EXERCISE PROMPT ->
Pull out every line below that contains the word "title".

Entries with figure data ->
--- Start ---

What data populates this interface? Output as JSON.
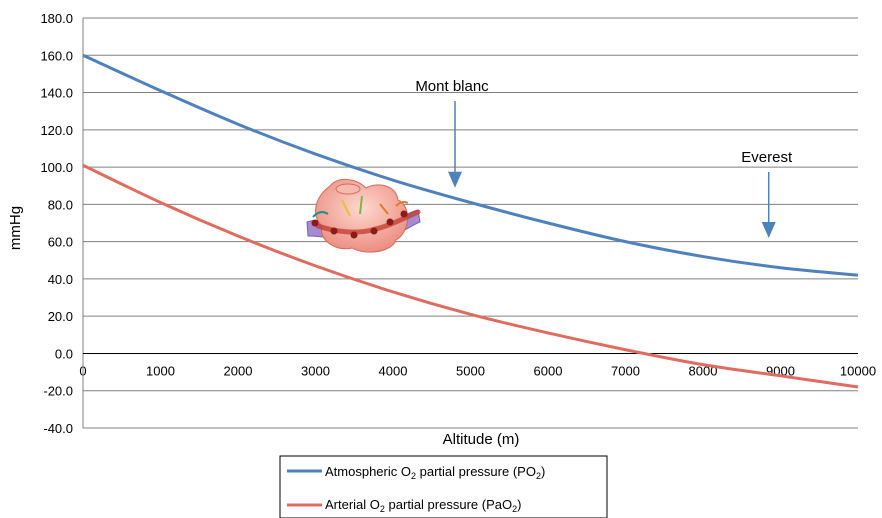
{
  "chart_data": {
    "type": "line",
    "xlabel": "Altitude (m)",
    "ylabel": "mmHg",
    "xlim": [
      0,
      10000
    ],
    "ylim": [
      -40,
      180
    ],
    "x_ticks": [
      "0",
      "1000",
      "2000",
      "3000",
      "4000",
      "5000",
      "6000",
      "7000",
      "8000",
      "9000",
      "10000"
    ],
    "y_ticks": [
      "180.0",
      "160.0",
      "140.0",
      "120.0",
      "100.0",
      "80.0",
      "60.0",
      "40.0",
      "20.0",
      "0.0",
      "-20.0",
      "-40.0"
    ],
    "grid": "horizontal",
    "legend_position": "bottom",
    "x": [
      0,
      1000,
      2000,
      3000,
      4000,
      5000,
      6000,
      7000,
      8000,
      9000,
      10000
    ],
    "series": [
      {
        "name": "Atmospheric O₂ partial pressure (PO₂)",
        "legend_main": "Atmospheric O",
        "legend_sub": "2",
        "legend_tail": " partial pressure (PO",
        "legend_sub2": "2",
        "legend_end": ")",
        "color": "#4f81bd",
        "values": [
          160,
          141,
          123,
          107,
          93,
          81,
          70,
          60,
          52,
          46,
          42
        ]
      },
      {
        "name": "Arterial O₂ partial pressure (PaO₂)",
        "legend_main": "Arterial O",
        "legend_sub": "2",
        "legend_tail": " partial pressure (PaO",
        "legend_sub2": "2",
        "legend_end": ")",
        "color": "#e06c5f",
        "values": [
          101,
          81,
          63,
          47,
          33,
          21,
          11,
          2,
          -6,
          -12,
          -18
        ]
      }
    ],
    "annotations": [
      {
        "text": "Mont blanc",
        "x": 4800,
        "y": 90
      },
      {
        "text": "Everest",
        "x": 8848,
        "y": 63
      }
    ]
  },
  "image": {
    "name": "alveolus-capillary-illustration"
  }
}
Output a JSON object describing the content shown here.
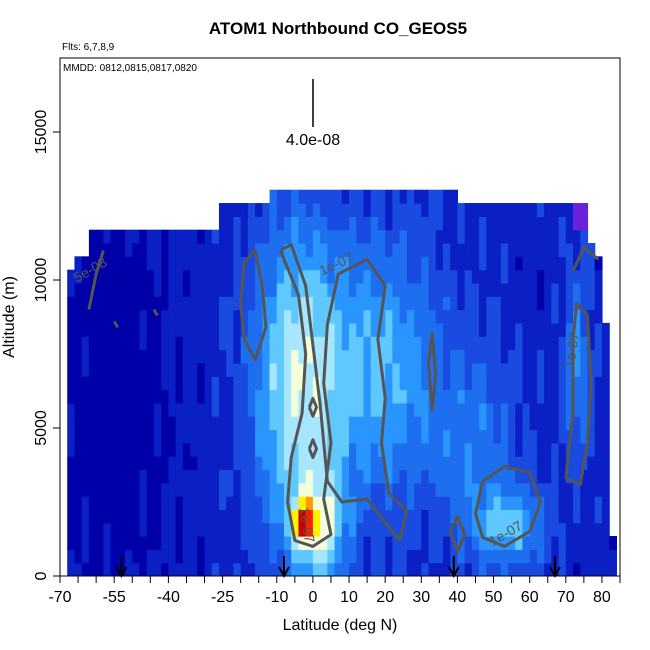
{
  "chart_data": {
    "type": "heatmap",
    "title": "ATOM1 Northbound CO_GEOS5",
    "flights_note": "Flts: 6,7,8,9",
    "dates_note": "MMDD: 0812,0815,0817,0820",
    "xlabel": "Latitude (deg N)",
    "ylabel": "Altitude (m)",
    "xlim": [
      -70,
      85
    ],
    "ylim": [
      0,
      17500
    ],
    "x_ticks": [
      -70,
      -55,
      -40,
      -25,
      -10,
      0,
      10,
      20,
      30,
      40,
      50,
      60,
      70,
      80
    ],
    "x_tick_labels": [
      "-70",
      "-55",
      "-40",
      "-25",
      "-10",
      "0",
      "10",
      "20",
      "30",
      "40",
      "50",
      "60",
      "70",
      "80"
    ],
    "y_ticks": [
      0,
      5000,
      10000,
      15000
    ],
    "y_tick_labels": [
      "0",
      "5000",
      "10000",
      "15000"
    ],
    "scale_bar_label": "4.0e-08",
    "contour_labels": [
      {
        "text": "5e-08",
        "x": -61,
        "y": 10200,
        "angle": -30
      },
      {
        "text": "1e-07",
        "x": 7,
        "y": 10400,
        "angle": -25
      },
      {
        "text": "1e-07",
        "x": 73,
        "y": 7600,
        "angle": -80
      },
      {
        "text": "1e-07",
        "x": 54,
        "y": 1300,
        "angle": -30
      },
      {
        "text": "1e-07",
        "x": -3,
        "y": 1700,
        "angle": 80
      }
    ],
    "profile_arrows_latitude": [
      -53,
      -8,
      39,
      67
    ],
    "color_scale": [
      "#0000a8",
      "#0a1fc4",
      "#1a4be0",
      "#1e6ff0",
      "#2a95ff",
      "#5ec8ff",
      "#a6e6ff",
      "#f2ffd8",
      "#fff200",
      "#ff9a00",
      "#ff2000",
      "#c80000"
    ],
    "grid": false,
    "legend": "none"
  }
}
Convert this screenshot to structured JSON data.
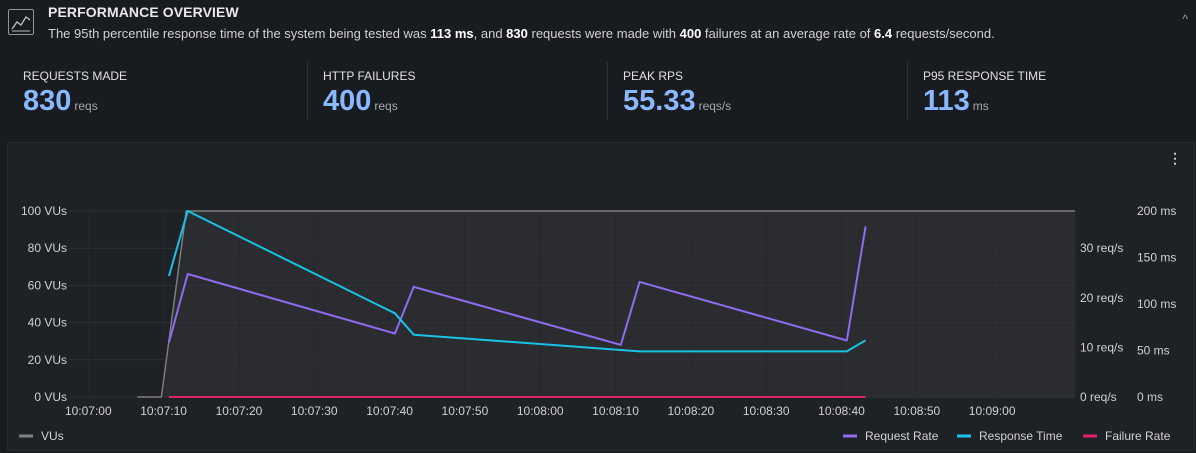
{
  "header": {
    "title": "PERFORMANCE OVERVIEW",
    "desc_parts": [
      {
        "text": "The 95th percentile response time of the system being tested was ",
        "bold": false
      },
      {
        "text": "113 ms",
        "bold": true
      },
      {
        "text": ", and ",
        "bold": false
      },
      {
        "text": "830",
        "bold": true
      },
      {
        "text": " requests were made with ",
        "bold": false
      },
      {
        "text": "400",
        "bold": true
      },
      {
        "text": " failures at an average rate of ",
        "bold": false
      },
      {
        "text": "6.4",
        "bold": true
      },
      {
        "text": " requests/second.",
        "bold": false
      }
    ],
    "collapse_glyph": "^"
  },
  "stats": [
    {
      "label": "REQUESTS MADE",
      "value": "830",
      "unit": "reqs"
    },
    {
      "label": "HTTP FAILURES",
      "value": "400",
      "unit": "reqs"
    },
    {
      "label": "PEAK RPS",
      "value": "55.33",
      "unit": "reqs/s"
    },
    {
      "label": "P95 RESPONSE TIME",
      "value": "113",
      "unit": "ms"
    }
  ],
  "panel": {
    "menu_glyph": "⋮"
  },
  "colors": {
    "vus": "#808080",
    "request_rate": "#8f6cf0",
    "response_time": "#19c2e6",
    "failure_rate": "#e0226e",
    "stat_value": "#8ab8ff"
  },
  "chart_data": {
    "type": "line",
    "x_tick_labels": [
      "10:07:00",
      "10:07:10",
      "10:07:20",
      "10:07:30",
      "10:07:40",
      "10:07:50",
      "10:08:00",
      "10:08:10",
      "10:08:20",
      "10:08:30",
      "10:08:40",
      "10:08:50",
      "10:09:00"
    ],
    "x_range_seconds": [
      -1.5,
      131
    ],
    "axes": {
      "vus": {
        "ticks": [
          "0 VUs",
          "20 VUs",
          "40 VUs",
          "60 VUs",
          "80 VUs",
          "100 VUs"
        ],
        "range": [
          0,
          100
        ]
      },
      "req_rate": {
        "ticks": [
          "0 req/s",
          "10 req/s",
          "20 req/s",
          "30 req/s"
        ],
        "range": [
          0,
          37.5
        ]
      },
      "response_time": {
        "ticks": [
          "0 ms",
          "50 ms",
          "100 ms",
          "150 ms",
          "200 ms"
        ],
        "range": [
          0,
          200
        ]
      }
    },
    "series": [
      {
        "name": "VUs",
        "axis": "vus",
        "color_key": "vus",
        "points": [
          [
            6.5,
            0
          ],
          [
            9.7,
            0
          ],
          [
            13,
            100
          ],
          [
            131,
            100
          ]
        ]
      },
      {
        "name": "Request Rate",
        "axis": "req_rate",
        "color_key": "request_rate",
        "points": [
          [
            10.7,
            11
          ],
          [
            13.2,
            24.8
          ],
          [
            40.7,
            12.8
          ],
          [
            43.2,
            22.2
          ],
          [
            70.7,
            10.5
          ],
          [
            73.2,
            23.2
          ],
          [
            100.7,
            11.4
          ],
          [
            103.2,
            34.4
          ]
        ]
      },
      {
        "name": "Response Time",
        "axis": "response_time",
        "color_key": "response_time",
        "points": [
          [
            10.7,
            130
          ],
          [
            13.2,
            200
          ],
          [
            40.7,
            90
          ],
          [
            43.2,
            67
          ],
          [
            73.2,
            49
          ],
          [
            100.7,
            49
          ],
          [
            103.2,
            61
          ]
        ]
      },
      {
        "name": "Failure Rate",
        "axis": "req_rate",
        "color_key": "failure_rate",
        "points": [
          [
            10.7,
            0
          ],
          [
            103.2,
            0
          ]
        ]
      }
    ],
    "legend": {
      "left": [
        {
          "name": "VUs",
          "color_key": "vus"
        }
      ],
      "right": [
        {
          "name": "Request Rate",
          "color_key": "request_rate"
        },
        {
          "name": "Response Time",
          "color_key": "response_time"
        },
        {
          "name": "Failure Rate",
          "color_key": "failure_rate"
        }
      ]
    }
  }
}
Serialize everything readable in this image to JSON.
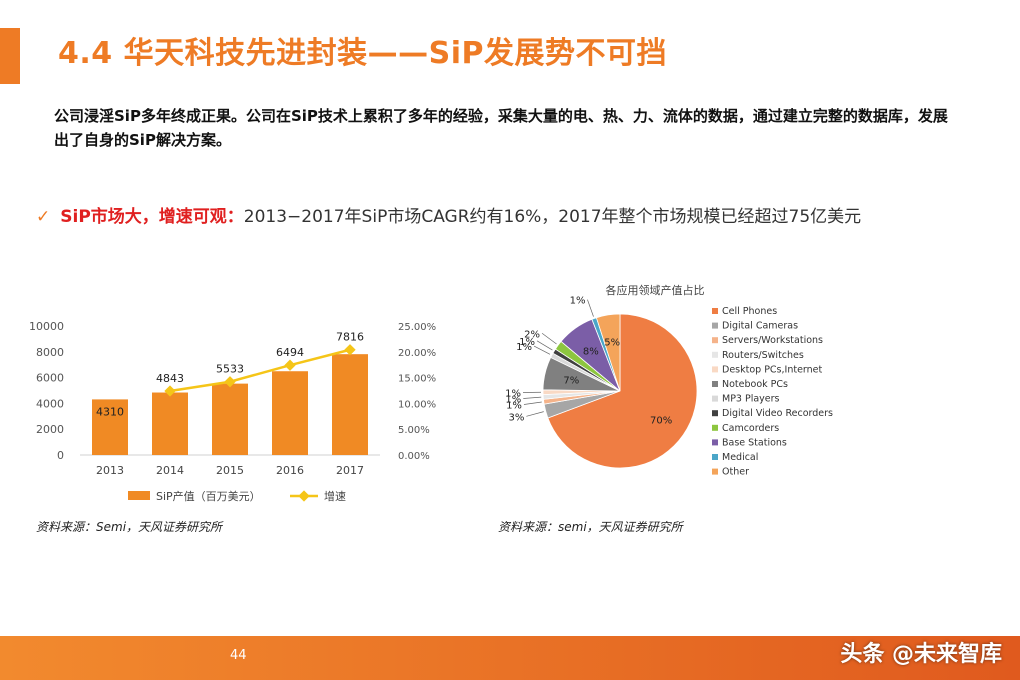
{
  "header": {
    "title": "4.4 华天科技先进封装——SiP发展势不可挡"
  },
  "intro": {
    "text": "公司浸淫SiP多年终成正果。公司在SiP技术上累积了多年的经验，采集大量的电、热、力、流体的数据，通过建立完整的数据库，发展出了自身的SiP解决方案。"
  },
  "bullet": {
    "icon": "check-icon",
    "head": "SiP市场大，增速可观：",
    "body": "2013−2017年SiP市场CAGR约有16%，2017年整个市场规模已经超过75亿美元"
  },
  "colors": {
    "accent": "#ee7b25",
    "highlight": "#e02020",
    "line": "#f5c518"
  },
  "chart_data": [
    {
      "type": "bar",
      "categories": [
        "2013",
        "2014",
        "2015",
        "2016",
        "2017"
      ],
      "series": [
        {
          "name": "SiP产值（百万美元）",
          "type": "bar",
          "axis": "left",
          "values": [
            4310,
            4843,
            5533,
            6494,
            7816
          ],
          "color": "#f08a24"
        },
        {
          "name": "增速",
          "type": "line",
          "axis": "right",
          "values": [
            null,
            12.4,
            14.2,
            17.4,
            20.4
          ],
          "color": "#f5c518"
        }
      ],
      "y_left": {
        "ylim": [
          0,
          10000
        ],
        "ticks": [
          "0",
          "2000",
          "4000",
          "6000",
          "8000",
          "10000"
        ]
      },
      "y_right": {
        "ylim": [
          0,
          25
        ],
        "ticks": [
          "0.00%",
          "5.00%",
          "10.00%",
          "15.00%",
          "20.00%",
          "25.00%"
        ]
      },
      "legend": "bottom",
      "grid": false,
      "source": "资料来源：Semi，天风证券研究所"
    },
    {
      "type": "pie",
      "title": "各应用领域产值占比",
      "labels": [
        "Cell Phones",
        "Digital Cameras",
        "Servers/Workstations",
        "Routers/Switches",
        "Desktop PCs,Internet",
        "Notebook PCs",
        "MP3 Players",
        "Digital Video Recorders",
        "Camcorders",
        "Base Stations",
        "Medical",
        "Other"
      ],
      "values": [
        70,
        3,
        1,
        1,
        1,
        7,
        1,
        1,
        2,
        8,
        1,
        5
      ],
      "value_labels": [
        "70%",
        "3%",
        "1%",
        "1%",
        "1%",
        "7%",
        "1%",
        "1%",
        "2%",
        "8%",
        "1%",
        "5%"
      ],
      "colors": [
        "#ef7d43",
        "#a6a6a6",
        "#f5b38a",
        "#e6e6e6",
        "#f9d9c4",
        "#808080",
        "#d9d9d9",
        "#404040",
        "#8dc63f",
        "#7b5ea7",
        "#4ba6c8",
        "#f4a45a"
      ],
      "legend": "right",
      "source": "资料来源：semi，天风证券研究所"
    }
  ],
  "footer": {
    "page": "44",
    "watermark": "头条 @未来智库"
  }
}
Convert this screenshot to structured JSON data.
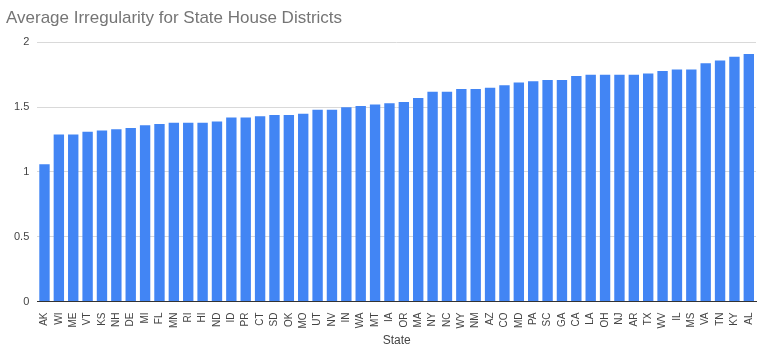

--- End ---

EXERCISE RESPONSE ->
    "title": "ATOM1 Northbound CO_GEOS5",
    "title": "PERFORMANCE OVERVIEW",
    "title": "4.4 华天科技先进封装——SiP发展势不可挡"
      "title": "各应用领域产值占比",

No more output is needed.